Instruction: Pick out each line containing the string "从你的全世界路过" and copy it.

start Records provided

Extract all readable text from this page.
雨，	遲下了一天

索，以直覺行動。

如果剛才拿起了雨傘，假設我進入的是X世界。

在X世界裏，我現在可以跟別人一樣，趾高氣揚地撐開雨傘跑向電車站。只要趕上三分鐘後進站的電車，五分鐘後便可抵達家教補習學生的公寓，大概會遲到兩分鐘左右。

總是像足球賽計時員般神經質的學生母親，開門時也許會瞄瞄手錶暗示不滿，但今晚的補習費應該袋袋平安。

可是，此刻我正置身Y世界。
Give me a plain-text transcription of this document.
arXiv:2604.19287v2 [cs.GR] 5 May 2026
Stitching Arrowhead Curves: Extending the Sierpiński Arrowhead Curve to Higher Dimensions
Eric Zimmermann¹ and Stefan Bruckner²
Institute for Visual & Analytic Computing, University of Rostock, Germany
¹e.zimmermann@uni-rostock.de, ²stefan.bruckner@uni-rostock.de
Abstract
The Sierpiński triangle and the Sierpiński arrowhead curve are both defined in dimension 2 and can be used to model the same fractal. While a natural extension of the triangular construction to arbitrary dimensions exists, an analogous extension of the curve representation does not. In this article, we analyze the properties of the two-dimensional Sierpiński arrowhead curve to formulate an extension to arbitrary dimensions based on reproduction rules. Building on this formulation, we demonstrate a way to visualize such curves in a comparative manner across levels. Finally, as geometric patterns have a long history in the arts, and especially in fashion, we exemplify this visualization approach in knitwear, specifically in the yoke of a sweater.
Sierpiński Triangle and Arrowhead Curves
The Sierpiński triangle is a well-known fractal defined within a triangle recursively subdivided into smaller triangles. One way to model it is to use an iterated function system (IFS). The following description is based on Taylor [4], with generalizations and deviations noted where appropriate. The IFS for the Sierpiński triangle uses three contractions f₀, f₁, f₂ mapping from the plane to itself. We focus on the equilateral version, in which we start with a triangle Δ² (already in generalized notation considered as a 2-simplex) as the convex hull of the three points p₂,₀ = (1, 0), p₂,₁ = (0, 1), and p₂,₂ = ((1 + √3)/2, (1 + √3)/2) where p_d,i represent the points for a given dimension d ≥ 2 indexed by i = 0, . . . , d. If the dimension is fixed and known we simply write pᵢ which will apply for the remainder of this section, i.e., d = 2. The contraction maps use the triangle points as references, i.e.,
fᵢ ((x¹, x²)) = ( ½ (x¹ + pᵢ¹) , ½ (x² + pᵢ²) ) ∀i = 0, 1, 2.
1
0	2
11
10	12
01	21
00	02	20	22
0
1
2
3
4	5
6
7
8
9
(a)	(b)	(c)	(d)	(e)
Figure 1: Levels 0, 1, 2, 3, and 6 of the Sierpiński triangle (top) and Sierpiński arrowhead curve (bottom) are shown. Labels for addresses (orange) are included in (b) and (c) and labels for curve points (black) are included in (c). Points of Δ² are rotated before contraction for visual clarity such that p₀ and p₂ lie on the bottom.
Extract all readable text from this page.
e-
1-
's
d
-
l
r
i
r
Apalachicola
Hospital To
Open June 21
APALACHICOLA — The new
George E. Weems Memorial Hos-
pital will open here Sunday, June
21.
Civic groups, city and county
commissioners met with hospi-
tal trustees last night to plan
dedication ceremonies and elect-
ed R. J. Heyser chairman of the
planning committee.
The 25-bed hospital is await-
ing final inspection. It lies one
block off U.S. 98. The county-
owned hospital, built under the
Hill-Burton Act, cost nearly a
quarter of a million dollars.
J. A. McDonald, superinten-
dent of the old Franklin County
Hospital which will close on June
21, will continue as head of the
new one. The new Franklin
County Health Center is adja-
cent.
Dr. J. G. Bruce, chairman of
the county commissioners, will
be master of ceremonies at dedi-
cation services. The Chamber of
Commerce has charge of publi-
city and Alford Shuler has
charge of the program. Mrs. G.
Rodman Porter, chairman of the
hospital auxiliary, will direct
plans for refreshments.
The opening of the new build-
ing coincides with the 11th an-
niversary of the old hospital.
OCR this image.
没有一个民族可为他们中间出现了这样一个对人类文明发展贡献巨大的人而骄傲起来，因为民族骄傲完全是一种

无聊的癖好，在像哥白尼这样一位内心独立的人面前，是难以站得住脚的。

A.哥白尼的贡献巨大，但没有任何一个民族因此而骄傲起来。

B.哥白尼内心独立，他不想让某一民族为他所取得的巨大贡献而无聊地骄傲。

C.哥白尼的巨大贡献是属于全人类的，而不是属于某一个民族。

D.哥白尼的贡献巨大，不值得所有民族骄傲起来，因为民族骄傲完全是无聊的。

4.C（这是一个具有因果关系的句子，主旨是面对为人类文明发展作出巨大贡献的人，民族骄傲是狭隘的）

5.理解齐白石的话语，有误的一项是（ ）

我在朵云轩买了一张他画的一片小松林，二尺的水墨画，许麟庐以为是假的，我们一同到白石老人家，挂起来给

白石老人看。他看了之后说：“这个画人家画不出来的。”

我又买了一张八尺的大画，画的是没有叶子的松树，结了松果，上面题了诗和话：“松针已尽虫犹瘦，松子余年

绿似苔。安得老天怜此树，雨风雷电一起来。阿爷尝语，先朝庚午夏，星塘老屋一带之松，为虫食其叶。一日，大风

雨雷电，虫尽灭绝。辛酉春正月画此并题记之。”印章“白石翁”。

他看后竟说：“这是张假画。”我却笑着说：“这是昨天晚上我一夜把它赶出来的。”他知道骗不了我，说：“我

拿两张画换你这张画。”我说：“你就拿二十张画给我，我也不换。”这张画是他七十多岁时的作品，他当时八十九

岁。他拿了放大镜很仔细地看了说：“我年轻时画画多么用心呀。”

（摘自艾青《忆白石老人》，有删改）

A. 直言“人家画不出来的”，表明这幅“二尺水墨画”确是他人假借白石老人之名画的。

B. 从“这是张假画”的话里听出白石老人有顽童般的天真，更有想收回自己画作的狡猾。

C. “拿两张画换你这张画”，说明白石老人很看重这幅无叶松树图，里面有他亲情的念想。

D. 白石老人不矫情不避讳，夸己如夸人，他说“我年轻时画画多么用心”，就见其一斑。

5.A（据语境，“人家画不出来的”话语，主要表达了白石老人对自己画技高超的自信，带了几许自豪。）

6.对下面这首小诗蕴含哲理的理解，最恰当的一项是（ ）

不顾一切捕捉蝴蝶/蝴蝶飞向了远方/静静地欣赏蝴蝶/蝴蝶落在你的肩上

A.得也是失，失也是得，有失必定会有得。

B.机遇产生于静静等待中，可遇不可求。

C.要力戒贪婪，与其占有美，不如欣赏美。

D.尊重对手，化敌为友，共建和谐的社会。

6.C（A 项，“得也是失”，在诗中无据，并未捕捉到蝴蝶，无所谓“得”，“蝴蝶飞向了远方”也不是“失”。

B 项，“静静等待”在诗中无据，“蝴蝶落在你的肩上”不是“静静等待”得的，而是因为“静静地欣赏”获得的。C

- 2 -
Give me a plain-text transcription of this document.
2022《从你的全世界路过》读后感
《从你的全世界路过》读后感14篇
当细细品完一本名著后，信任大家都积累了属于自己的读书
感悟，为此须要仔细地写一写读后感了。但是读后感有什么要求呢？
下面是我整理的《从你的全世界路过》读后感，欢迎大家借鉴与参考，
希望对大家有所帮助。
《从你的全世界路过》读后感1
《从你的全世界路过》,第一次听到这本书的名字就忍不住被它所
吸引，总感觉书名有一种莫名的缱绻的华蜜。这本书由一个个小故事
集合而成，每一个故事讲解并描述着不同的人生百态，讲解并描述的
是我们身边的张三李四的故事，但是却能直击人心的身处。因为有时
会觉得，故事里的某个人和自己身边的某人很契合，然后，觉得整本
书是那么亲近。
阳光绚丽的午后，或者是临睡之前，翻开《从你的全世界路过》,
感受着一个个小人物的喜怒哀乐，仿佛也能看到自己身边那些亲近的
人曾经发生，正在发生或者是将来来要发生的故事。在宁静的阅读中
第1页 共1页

end Records provided

Result for this exercise:
2022《从你的全世界路过》读后感
《从你的全世界路过》读后感14篇
下面是我整理的《从你的全世界路过》读后感，欢迎大家借鉴与参考，
《从你的全世界路过》读后感1
《从你的全世界路过》,第一次听到这本书的名字就忍不住被它所
阳光绚丽的午后，或者是临睡之前，翻开《从你的全世界路过》,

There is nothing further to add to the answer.